Your objective
Write out the listing below in full and exactly, leaving out every picture.

Data lines
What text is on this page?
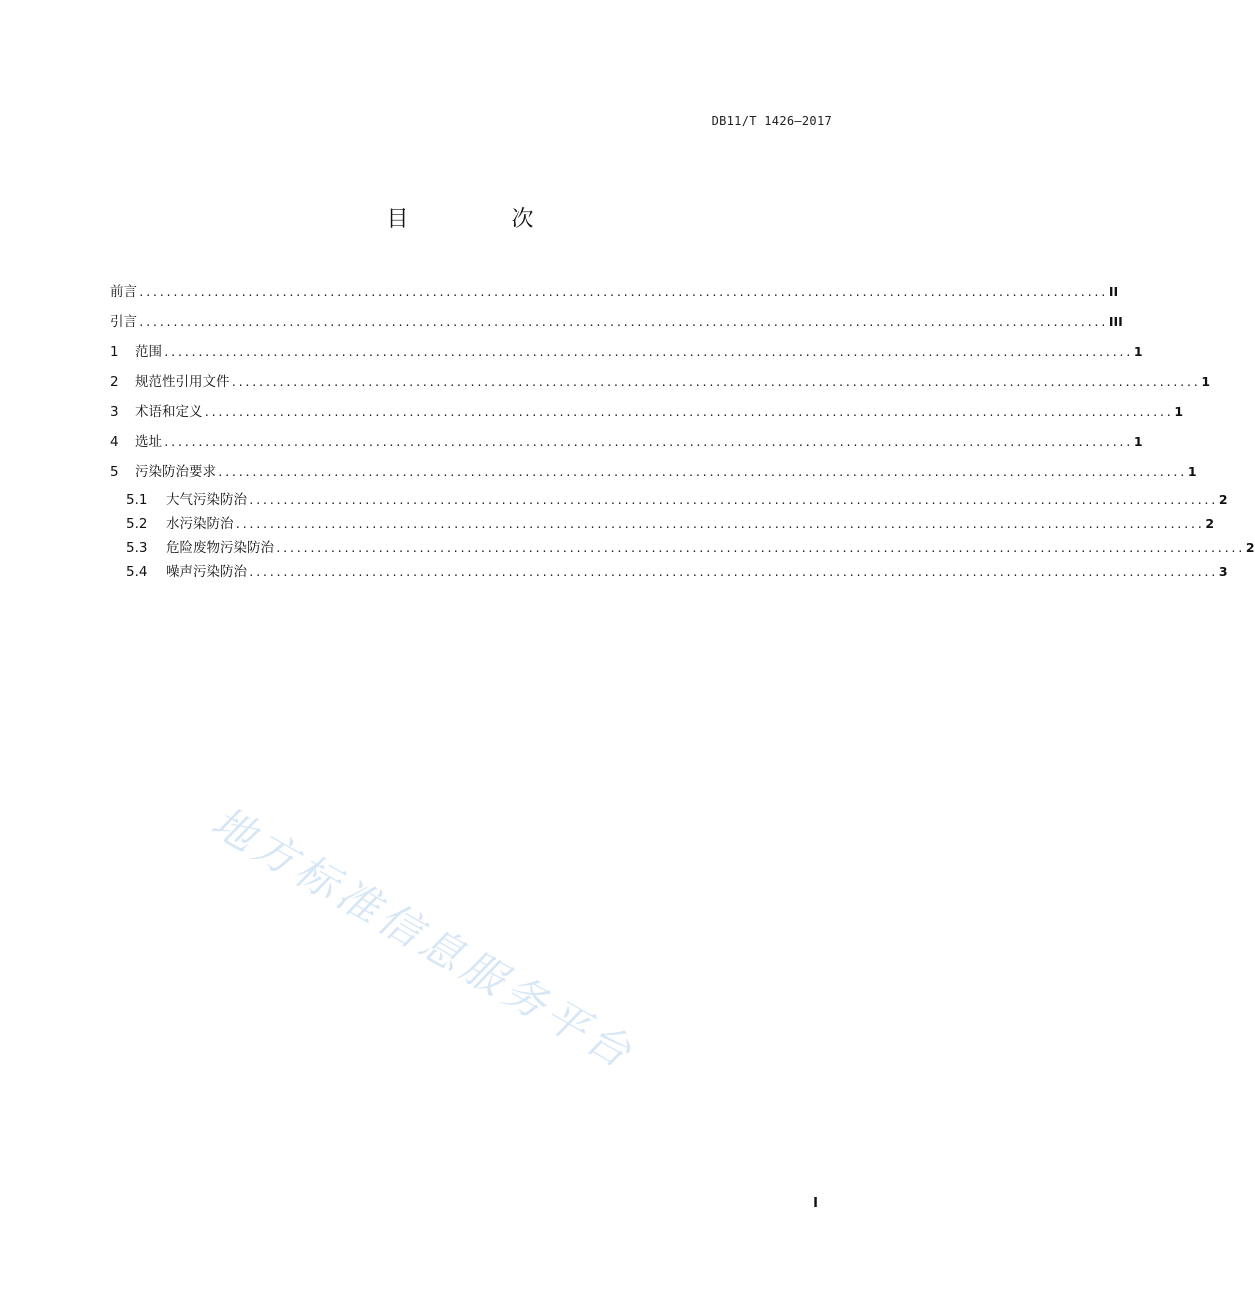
DB11/T 1426—2017
目 次
前言 .............................................................................................................................................. II
引言 .............................................................................................................................................. III
1	范围 .............................................................................................................................................. 1
2	规范性引用文件 .............................................................................................................................................. 1
3	术语和定义 .............................................................................................................................................. 1
4	选址 .............................................................................................................................................. 1
5	污染防治要求 .............................................................................................................................................. 1
5.1	大气污染防治 .............................................................................................................................................. 2
5.2	水污染防治 .............................................................................................................................................. 2
5.3	危险废物污染防治 .............................................................................................................................................. 2
5.4	噪声污染防治 .............................................................................................................................................. 3
地方标准信息服务平台
I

Solution to this problem
What text is on this page?
DB11/T 1426—2017
目 次
前言 .............................................................................................................................................. II
引言 .............................................................................................................................................. III
1	范围 .............................................................................................................................................. 1
2	规范性引用文件 .............................................................................................................................................. 1
3	术语和定义 .............................................................................................................................................. 1
4	选址 .............................................................................................................................................. 1
5	污染防治要求 .............................................................................................................................................. 1
5.1	大气污染防治 .............................................................................................................................................. 2
5.2	水污染防治 .............................................................................................................................................. 2
5.3	危险废物污染防治 .............................................................................................................................................. 2
5.4	噪声污染防治 .............................................................................................................................................. 3
地方标准信息服务平台
I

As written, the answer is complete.